Excerpted records:
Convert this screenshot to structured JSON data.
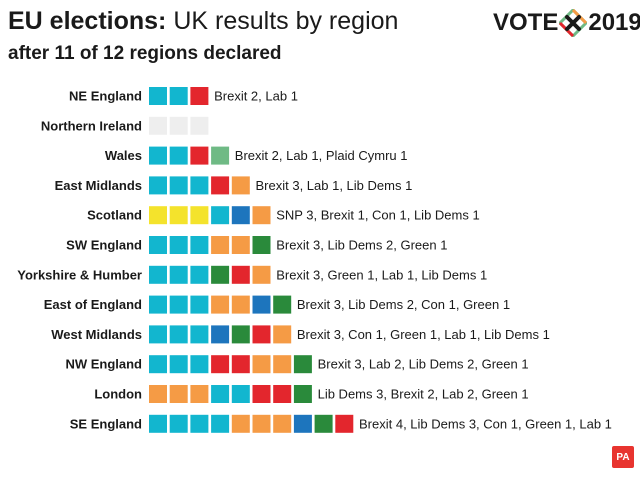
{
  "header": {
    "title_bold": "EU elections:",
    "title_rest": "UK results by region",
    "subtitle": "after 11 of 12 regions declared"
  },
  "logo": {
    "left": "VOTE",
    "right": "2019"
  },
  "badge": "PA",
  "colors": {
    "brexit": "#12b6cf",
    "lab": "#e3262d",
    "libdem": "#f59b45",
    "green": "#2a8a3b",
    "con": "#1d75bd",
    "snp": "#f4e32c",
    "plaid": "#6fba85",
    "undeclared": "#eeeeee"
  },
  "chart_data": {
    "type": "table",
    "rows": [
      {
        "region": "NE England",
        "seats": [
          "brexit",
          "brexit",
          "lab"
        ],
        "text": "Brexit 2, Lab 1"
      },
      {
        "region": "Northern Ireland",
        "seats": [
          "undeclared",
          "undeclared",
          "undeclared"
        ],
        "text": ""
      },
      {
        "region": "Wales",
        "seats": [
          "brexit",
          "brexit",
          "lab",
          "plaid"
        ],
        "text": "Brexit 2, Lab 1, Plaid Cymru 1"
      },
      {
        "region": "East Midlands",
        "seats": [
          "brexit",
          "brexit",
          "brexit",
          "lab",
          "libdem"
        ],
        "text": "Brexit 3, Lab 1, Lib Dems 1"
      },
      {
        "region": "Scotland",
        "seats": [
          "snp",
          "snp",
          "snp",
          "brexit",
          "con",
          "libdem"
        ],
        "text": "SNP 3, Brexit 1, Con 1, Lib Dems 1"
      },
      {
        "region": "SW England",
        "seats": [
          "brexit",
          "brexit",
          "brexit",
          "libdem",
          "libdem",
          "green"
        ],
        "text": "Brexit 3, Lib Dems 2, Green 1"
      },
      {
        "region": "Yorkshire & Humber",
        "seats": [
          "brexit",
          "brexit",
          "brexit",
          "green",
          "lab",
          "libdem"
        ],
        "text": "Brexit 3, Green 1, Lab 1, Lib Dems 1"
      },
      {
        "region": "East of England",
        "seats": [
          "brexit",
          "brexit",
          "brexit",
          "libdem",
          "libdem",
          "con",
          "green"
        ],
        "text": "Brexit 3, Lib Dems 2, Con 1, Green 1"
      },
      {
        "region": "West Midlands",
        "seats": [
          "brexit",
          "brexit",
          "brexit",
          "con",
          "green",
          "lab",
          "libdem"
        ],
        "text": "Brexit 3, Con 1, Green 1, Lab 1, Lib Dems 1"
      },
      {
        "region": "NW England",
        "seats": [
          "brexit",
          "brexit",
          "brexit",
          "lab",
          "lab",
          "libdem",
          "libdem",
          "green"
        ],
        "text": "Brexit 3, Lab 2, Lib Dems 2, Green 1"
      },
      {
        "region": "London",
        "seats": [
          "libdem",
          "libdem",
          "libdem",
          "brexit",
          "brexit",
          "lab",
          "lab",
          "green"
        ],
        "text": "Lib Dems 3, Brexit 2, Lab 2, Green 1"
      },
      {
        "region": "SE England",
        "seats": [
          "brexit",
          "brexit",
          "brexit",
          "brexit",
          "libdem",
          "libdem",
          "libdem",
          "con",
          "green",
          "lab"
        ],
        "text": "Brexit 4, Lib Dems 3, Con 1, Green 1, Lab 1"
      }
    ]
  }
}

---

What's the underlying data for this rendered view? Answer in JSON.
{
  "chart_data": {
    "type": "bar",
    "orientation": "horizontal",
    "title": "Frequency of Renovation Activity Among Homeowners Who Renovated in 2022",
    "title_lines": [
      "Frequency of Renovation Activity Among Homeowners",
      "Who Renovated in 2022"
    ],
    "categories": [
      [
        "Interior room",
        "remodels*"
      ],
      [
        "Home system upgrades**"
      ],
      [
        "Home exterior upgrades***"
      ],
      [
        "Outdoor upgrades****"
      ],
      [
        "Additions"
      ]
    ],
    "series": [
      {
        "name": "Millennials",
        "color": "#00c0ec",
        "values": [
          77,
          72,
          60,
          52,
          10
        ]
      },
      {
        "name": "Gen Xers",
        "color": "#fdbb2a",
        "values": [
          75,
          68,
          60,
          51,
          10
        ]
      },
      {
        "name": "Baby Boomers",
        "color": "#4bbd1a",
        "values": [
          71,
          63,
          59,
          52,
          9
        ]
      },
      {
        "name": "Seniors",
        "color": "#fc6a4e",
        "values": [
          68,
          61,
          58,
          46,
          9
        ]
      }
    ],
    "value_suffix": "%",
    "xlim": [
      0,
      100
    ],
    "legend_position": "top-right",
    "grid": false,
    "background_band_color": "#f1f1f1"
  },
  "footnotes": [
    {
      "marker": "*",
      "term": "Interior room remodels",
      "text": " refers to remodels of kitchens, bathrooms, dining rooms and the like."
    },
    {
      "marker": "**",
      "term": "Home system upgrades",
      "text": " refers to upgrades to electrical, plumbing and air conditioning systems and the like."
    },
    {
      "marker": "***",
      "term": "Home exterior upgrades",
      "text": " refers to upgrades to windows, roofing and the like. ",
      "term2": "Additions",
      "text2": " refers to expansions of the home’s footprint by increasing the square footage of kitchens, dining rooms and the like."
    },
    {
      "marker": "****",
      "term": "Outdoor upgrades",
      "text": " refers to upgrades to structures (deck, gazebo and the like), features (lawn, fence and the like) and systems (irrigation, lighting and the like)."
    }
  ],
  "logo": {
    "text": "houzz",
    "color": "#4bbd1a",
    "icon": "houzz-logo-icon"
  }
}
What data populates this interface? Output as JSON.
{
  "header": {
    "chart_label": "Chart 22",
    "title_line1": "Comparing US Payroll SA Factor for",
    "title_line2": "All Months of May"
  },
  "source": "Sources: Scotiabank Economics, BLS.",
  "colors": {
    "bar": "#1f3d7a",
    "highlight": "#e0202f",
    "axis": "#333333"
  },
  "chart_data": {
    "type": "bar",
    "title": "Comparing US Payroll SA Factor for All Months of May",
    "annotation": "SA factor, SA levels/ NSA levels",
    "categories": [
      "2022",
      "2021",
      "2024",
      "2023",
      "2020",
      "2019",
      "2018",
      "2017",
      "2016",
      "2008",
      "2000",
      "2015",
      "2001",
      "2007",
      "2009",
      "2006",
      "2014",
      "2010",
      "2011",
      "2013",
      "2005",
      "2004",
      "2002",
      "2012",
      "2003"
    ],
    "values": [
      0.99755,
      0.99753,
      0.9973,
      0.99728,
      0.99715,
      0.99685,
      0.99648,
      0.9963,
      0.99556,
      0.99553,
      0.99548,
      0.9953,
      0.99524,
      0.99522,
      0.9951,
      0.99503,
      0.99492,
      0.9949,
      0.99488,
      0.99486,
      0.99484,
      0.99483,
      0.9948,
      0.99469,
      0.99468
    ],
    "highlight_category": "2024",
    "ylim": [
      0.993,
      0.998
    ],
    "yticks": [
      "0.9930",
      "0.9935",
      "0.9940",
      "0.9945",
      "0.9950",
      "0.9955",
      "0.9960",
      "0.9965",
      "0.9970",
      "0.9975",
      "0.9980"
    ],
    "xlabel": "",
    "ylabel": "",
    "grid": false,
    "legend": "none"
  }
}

Description of the task: Scan the records above for the string "Homeowners", then select every line that holds it.

Result:
    "title": "Frequency of Renovation Activity Among Homeowners Who Renovated in 2022",
      "Frequency of Renovation Activity Among Homeowners",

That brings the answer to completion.